(TASK INPUTS)
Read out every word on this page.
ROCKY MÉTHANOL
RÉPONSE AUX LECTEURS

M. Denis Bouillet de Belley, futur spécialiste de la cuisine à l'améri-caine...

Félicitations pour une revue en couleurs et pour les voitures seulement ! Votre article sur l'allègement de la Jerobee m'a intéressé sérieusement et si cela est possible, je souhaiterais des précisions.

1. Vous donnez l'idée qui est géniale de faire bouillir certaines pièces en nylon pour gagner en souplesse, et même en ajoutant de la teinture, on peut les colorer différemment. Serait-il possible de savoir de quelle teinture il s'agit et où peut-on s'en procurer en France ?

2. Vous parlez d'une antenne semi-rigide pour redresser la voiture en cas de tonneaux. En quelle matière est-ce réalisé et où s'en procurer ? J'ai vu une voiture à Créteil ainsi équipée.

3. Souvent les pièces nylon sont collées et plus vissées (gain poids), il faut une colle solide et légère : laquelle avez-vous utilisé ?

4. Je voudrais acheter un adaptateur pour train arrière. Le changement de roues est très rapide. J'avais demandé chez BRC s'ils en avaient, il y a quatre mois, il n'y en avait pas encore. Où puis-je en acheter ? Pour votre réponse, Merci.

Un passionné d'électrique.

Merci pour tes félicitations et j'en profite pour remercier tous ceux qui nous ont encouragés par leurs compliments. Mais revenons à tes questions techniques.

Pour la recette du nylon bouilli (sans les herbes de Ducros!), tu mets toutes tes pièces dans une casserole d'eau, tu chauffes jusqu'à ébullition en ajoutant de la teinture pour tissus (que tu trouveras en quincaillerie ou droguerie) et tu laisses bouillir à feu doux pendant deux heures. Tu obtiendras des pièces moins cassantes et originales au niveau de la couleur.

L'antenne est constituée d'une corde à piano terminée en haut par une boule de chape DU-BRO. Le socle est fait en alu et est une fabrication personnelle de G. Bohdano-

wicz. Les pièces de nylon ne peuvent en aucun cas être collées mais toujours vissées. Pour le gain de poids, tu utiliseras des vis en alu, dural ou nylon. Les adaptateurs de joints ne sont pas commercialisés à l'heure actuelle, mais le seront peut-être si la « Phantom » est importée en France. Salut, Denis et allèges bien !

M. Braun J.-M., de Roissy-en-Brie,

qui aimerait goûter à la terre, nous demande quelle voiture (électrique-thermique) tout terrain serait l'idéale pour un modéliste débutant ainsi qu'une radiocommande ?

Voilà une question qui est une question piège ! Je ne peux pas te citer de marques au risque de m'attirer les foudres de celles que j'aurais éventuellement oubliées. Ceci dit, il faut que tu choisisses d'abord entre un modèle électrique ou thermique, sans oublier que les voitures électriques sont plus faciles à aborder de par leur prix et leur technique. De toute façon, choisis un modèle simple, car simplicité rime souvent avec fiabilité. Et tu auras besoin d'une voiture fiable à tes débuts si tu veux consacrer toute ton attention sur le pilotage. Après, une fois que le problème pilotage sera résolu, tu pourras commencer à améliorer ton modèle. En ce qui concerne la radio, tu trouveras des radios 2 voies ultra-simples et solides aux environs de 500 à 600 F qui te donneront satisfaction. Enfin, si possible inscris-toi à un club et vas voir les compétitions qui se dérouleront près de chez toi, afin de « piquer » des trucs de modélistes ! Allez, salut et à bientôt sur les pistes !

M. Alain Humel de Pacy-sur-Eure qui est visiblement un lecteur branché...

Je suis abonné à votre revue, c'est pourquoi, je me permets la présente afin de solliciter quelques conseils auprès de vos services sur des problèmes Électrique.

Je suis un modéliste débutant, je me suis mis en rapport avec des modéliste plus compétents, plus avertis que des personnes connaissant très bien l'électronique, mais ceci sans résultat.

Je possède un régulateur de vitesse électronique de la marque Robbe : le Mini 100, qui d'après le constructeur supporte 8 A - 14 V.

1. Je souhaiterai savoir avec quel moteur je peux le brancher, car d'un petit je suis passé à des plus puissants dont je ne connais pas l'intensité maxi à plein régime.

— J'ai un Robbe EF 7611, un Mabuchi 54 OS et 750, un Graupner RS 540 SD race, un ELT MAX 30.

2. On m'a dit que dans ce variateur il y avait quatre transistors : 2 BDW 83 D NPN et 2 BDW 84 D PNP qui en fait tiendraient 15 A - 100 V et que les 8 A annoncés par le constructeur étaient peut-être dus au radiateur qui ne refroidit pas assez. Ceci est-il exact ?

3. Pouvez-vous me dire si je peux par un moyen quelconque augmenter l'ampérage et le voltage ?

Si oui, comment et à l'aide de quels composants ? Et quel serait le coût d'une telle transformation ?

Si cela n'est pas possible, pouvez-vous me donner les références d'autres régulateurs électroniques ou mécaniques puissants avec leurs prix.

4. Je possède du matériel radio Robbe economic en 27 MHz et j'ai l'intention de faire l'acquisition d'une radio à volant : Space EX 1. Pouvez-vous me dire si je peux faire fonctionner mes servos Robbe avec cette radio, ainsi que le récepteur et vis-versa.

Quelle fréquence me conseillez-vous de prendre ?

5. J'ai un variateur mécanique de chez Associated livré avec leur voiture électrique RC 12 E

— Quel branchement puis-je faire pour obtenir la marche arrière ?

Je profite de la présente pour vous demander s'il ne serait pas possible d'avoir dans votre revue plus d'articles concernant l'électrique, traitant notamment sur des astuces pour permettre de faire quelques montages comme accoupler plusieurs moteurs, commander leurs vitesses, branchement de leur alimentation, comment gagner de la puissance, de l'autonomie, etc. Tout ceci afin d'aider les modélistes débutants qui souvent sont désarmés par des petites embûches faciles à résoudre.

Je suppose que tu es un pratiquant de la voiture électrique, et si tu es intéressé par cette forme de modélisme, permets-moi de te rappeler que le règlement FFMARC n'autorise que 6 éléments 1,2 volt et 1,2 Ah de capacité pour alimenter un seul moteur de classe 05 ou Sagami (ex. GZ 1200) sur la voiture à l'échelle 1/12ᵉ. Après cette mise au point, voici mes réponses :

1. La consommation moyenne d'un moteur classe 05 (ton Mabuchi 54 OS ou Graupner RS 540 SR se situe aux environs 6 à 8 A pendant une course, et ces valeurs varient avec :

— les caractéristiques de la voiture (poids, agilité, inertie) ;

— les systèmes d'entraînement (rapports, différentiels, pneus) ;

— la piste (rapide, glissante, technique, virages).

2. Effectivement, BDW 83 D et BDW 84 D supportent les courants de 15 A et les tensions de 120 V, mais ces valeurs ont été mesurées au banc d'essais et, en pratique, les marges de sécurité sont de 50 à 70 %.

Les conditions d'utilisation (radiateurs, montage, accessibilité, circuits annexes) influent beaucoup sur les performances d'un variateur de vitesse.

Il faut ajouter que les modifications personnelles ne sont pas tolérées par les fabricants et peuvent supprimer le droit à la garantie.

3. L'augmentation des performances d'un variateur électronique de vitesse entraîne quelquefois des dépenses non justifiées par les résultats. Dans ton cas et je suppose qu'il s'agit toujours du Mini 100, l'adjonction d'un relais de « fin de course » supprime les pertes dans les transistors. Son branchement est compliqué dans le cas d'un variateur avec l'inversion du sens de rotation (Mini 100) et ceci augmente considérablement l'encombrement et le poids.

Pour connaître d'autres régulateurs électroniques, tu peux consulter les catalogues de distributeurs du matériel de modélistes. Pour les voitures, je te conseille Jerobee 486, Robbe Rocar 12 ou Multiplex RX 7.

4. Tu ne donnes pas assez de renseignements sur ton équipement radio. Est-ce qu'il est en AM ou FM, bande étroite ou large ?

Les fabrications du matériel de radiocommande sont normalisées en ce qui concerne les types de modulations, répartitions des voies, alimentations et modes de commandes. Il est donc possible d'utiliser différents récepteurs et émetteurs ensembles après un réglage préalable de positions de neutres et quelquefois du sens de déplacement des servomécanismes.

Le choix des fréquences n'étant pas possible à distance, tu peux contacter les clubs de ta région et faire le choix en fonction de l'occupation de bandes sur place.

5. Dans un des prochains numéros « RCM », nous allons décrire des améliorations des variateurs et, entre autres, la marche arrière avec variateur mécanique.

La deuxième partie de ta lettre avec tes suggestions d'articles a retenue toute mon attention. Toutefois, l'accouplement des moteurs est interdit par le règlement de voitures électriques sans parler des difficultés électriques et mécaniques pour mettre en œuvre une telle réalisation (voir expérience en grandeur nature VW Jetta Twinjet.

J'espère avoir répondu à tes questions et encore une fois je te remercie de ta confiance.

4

(YOUR TASK)
Scan the material above. Extract every line in which the word "collées" occurs.

(WRITTEN SOLUTION)
3. Souvent les pièces nylon sont collées et plus vissées (gain poids), il faut une colle solide et légère : laquelle avez-vous utilisé ?
wicz. Les pièces de nylon ne peuvent en aucun cas être collées mais toujours vissées. Pour le gain de poids, tu utiliseras des vis en alu, dural ou nylon. Les adaptateurs de joints ne sont pas commercialisés à l'heure actuelle, mais le seront peut-être si la « Phantom » est importée en France. Salut, Denis et allèges bien !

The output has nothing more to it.